_Data to process_

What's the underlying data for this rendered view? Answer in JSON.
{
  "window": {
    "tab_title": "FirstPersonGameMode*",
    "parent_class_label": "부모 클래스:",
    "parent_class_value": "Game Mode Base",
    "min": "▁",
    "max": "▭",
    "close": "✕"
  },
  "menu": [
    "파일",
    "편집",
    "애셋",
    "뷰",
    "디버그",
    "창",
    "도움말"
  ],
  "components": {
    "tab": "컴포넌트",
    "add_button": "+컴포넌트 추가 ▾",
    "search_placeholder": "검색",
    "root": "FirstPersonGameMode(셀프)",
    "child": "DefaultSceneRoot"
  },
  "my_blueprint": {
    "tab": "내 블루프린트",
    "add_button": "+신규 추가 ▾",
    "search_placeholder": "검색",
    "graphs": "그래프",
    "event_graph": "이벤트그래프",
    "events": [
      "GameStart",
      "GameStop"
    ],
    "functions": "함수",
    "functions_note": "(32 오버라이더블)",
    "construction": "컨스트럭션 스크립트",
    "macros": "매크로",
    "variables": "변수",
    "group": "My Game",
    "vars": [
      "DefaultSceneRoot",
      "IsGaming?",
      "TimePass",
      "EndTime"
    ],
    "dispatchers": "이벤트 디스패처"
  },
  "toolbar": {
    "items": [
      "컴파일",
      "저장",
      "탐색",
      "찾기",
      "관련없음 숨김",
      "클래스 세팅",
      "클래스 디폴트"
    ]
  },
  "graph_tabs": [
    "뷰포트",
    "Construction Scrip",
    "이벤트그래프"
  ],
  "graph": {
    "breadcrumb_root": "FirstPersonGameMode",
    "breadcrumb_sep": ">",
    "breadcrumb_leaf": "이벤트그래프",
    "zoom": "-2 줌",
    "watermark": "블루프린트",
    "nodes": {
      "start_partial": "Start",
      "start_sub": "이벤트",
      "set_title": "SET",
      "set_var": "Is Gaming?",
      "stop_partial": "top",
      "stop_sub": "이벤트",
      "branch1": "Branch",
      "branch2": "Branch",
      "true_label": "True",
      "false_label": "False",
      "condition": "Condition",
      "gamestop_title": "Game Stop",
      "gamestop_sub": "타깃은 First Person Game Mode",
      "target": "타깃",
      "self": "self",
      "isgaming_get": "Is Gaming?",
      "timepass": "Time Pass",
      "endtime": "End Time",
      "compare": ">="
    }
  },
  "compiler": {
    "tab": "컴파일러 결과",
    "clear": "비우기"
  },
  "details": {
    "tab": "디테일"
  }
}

_Stated goal_
Transcribe the full listing above without leaving anything out.

_Finished task_
What's the underlying data for this rendered view? Answer in JSON.
{
  "window": {
    "tab_title": "FirstPersonGameMode*",
    "parent_class_label": "부모 클래스:",
    "parent_class_value": "Game Mode Base",
    "min": "▁",
    "max": "▭",
    "close": "✕"
  },
  "menu": [
    "파일",
    "편집",
    "애셋",
    "뷰",
    "디버그",
    "창",
    "도움말"
  ],
  "components": {
    "tab": "컴포넌트",
    "add_button": "+컴포넌트 추가 ▾",
    "search_placeholder": "검색",
    "root": "FirstPersonGameMode(셀프)",
    "child": "DefaultSceneRoot"
  },
  "my_blueprint": {
    "tab": "내 블루프린트",
    "add_button": "+신규 추가 ▾",
    "search_placeholder": "검색",
    "graphs": "그래프",
    "event_graph": "이벤트그래프",
    "events": [
      "GameStart",
      "GameStop"
    ],
    "functions": "함수",
    "functions_note": "(32 오버라이더블)",
    "construction": "컨스트럭션 스크립트",
    "macros": "매크로",
    "variables": "변수",
    "group": "My Game",
    "vars": [
      "DefaultSceneRoot",
      "IsGaming?",
      "TimePass",
      "EndTime"
    ],
    "dispatchers": "이벤트 디스패처"
  },
  "toolbar": {
    "items": [
      "컴파일",
      "저장",
      "탐색",
      "찾기",
      "관련없음 숨김",
      "클래스 세팅",
      "클래스 디폴트"
    ]
  },
  "graph_tabs": [
    "뷰포트",
    "Construction Scrip",
    "이벤트그래프"
  ],
  "graph": {
    "breadcrumb_root": "FirstPersonGameMode",
    "breadcrumb_sep": ">",
    "breadcrumb_leaf": "이벤트그래프",
    "zoom": "-2 줌",
    "watermark": "블루프린트",
    "nodes": {
      "start_partial": "Start",
      "start_sub": "이벤트",
      "set_title": "SET",
      "set_var": "Is Gaming?",
      "stop_partial": "top",
      "stop_sub": "이벤트",
      "branch1": "Branch",
      "branch2": "Branch",
      "true_label": "True",
      "false_label": "False",
      "condition": "Condition",
      "gamestop_title": "Game Stop",
      "gamestop_sub": "타깃은 First Person Game Mode",
      "target": "타깃",
      "self": "self",
      "isgaming_get": "Is Gaming?",
      "timepass": "Time Pass",
      "endtime": "End Time",
      "compare": ">="
    }
  },
  "compiler": {
    "tab": "컴파일러 결과",
    "clear": "비우기"
  },
  "details": {
    "tab": "디테일"
  }
}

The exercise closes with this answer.